# Task description
Any pictures in the records below should be skipped; write out everything else exactly.

# Records for this exercise
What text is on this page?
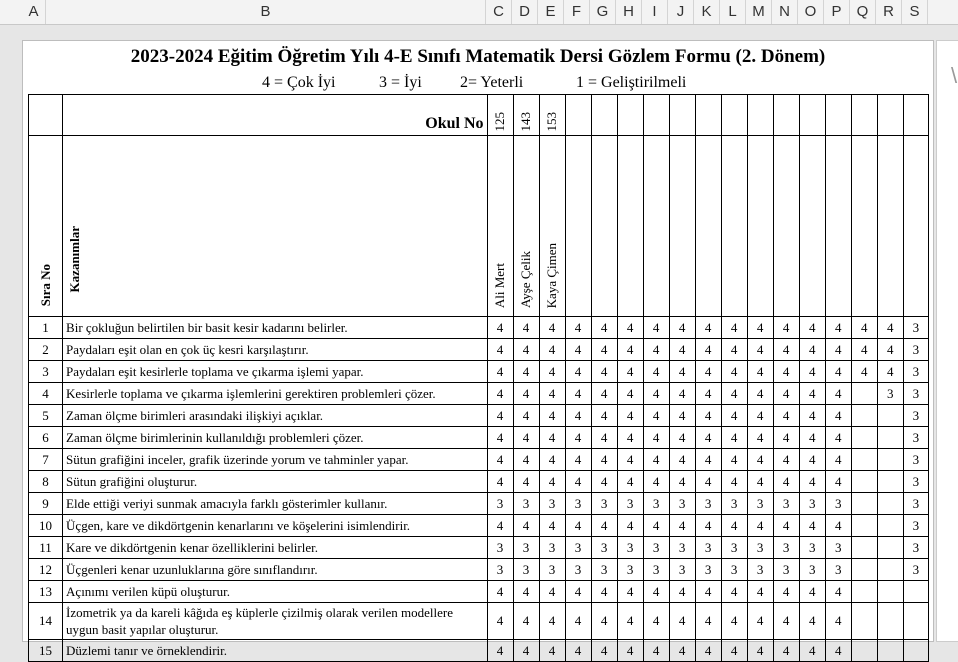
A	B	C	D	E	F	G H	I	J	K	L	M N O	P	Q R	S
\
2023-2024 Eğitim Öğretim Yılı 4-E Sınıfı Matematik Dersi Gözlem Formu (2. Dönem)
4 = Çok İyi	3 = İyi 2= Yeterli	1 = Geliştirilmeli
	Okul No	125	143	153														
Sıra No	Kazanımlar	Ali Mert	Ayşe Çelik	Kaya Çimen														
1	Bir çokluğun belirtilen bir basit kesir kadarını belirler.	4	4	4	4	4	4	4	4	4	4	4	4	4	4	4	4	3
2	Paydaları eşit olan en çok üç kesri karşılaştırır.	4	4	4	4	4	4	4	4	4	4	4	4	4	4	4	4	3
3	Paydaları eşit kesirlerle toplama ve çıkarma işlemi yapar.	4	4	4	4	4	4	4	4	4	4	4	4	4	4	4	4	3
4	Kesirlerle toplama ve çıkarma işlemlerini gerektiren problemleri çözer.	4	4	4	4	4	4	4	4	4	4	4	4	4	4		3	3
5	Zaman ölçme birimleri arasındaki ilişkiyi açıklar.	4	4	4	4	4	4	4	4	4	4	4	4	4	4			3
6	Zaman ölçme birimlerinin kullanıldığı problemleri çözer.	4	4	4	4	4	4	4	4	4	4	4	4	4	4			3
7	Sütun grafiğini inceler, grafik üzerinde yorum ve tahminler yapar.	4	4	4	4	4	4	4	4	4	4	4	4	4	4			3
8	Sütun grafiğini oluşturur.	4	4	4	4	4	4	4	4	4	4	4	4	4	4			3
9	Elde ettiği veriyi sunmak amacıyla farklı gösterimler kullanır.	3	3	3	3	3	3	3	3	3	3	3	3	3	3			3
10	Üçgen, kare ve dikdörtgenin kenarlarını ve köşelerini isimlendirir.	4	4	4	4	4	4	4	4	4	4	4	4	4	4			3
11	Kare ve dikdörtgenin kenar özelliklerini belirler.	3	3	3	3	3	3	3	3	3	3	3	3	3	3			3
12	Üçgenleri kenar uzunluklarına göre sınıflandırır.	3	3	3	3	3	3	3	3	3	3	3	3	3	3			3
13	Açınımı verilen küpü oluşturur.	4	4	4	4	4	4	4	4	4	4	4	4	4	4			
14	İzometrik ya da kareli kâğıda eş küplerle çizilmiş olarak verilen modellere uygun basit yapılar oluşturur.	4	4	4	4	4	4	4	4	4	4	4	4	4	4			
15	Düzlemi tanır ve örneklendirir.	4	4	4	4	4	4	4	4	4	4	4	4	4	4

# Task result
What text is on this page?
A	B	C	D	E	F	G H	I	J	K	L	M N O	P	Q R	S
\
2023-2024 Eğitim Öğretim Yılı 4-E Sınıfı Matematik Dersi Gözlem Formu (2. Dönem)
4 = Çok İyi	3 = İyi 2= Yeterli	1 = Geliştirilmeli
	Okul No	125	143	153														
Sıra No	Kazanımlar	Ali Mert	Ayşe Çelik	Kaya Çimen														
1	Bir çokluğun belirtilen bir basit kesir kadarını belirler.	4	4	4	4	4	4	4	4	4	4	4	4	4	4	4	4	3
2	Paydaları eşit olan en çok üç kesri karşılaştırır.	4	4	4	4	4	4	4	4	4	4	4	4	4	4	4	4	3
3	Paydaları eşit kesirlerle toplama ve çıkarma işlemi yapar.	4	4	4	4	4	4	4	4	4	4	4	4	4	4	4	4	3
4	Kesirlerle toplama ve çıkarma işlemlerini gerektiren problemleri çözer.	4	4	4	4	4	4	4	4	4	4	4	4	4	4		3	3
5	Zaman ölçme birimleri arasındaki ilişkiyi açıklar.	4	4	4	4	4	4	4	4	4	4	4	4	4	4			3
6	Zaman ölçme birimlerinin kullanıldığı problemleri çözer.	4	4	4	4	4	4	4	4	4	4	4	4	4	4			3
7	Sütun grafiğini inceler, grafik üzerinde yorum ve tahminler yapar.	4	4	4	4	4	4	4	4	4	4	4	4	4	4			3
8	Sütun grafiğini oluşturur.	4	4	4	4	4	4	4	4	4	4	4	4	4	4			3
9	Elde ettiği veriyi sunmak amacıyla farklı gösterimler kullanır.	3	3	3	3	3	3	3	3	3	3	3	3	3	3			3
10	Üçgen, kare ve dikdörtgenin kenarlarını ve köşelerini isimlendirir.	4	4	4	4	4	4	4	4	4	4	4	4	4	4			3
11	Kare ve dikdörtgenin kenar özelliklerini belirler.	3	3	3	3	3	3	3	3	3	3	3	3	3	3			3
12	Üçgenleri kenar uzunluklarına göre sınıflandırır.	3	3	3	3	3	3	3	3	3	3	3	3	3	3			3
13	Açınımı verilen küpü oluşturur.	4	4	4	4	4	4	4	4	4	4	4	4	4	4			
14	İzometrik ya da kareli kâğıda eş küplerle çizilmiş olarak verilen modellere uygun basit yapılar oluşturur.	4	4	4	4	4	4	4	4	4	4	4	4	4	4			
15	Düzlemi tanır ve örneklendirir.	4	4	4	4	4	4	4	4	4	4	4	4	4	4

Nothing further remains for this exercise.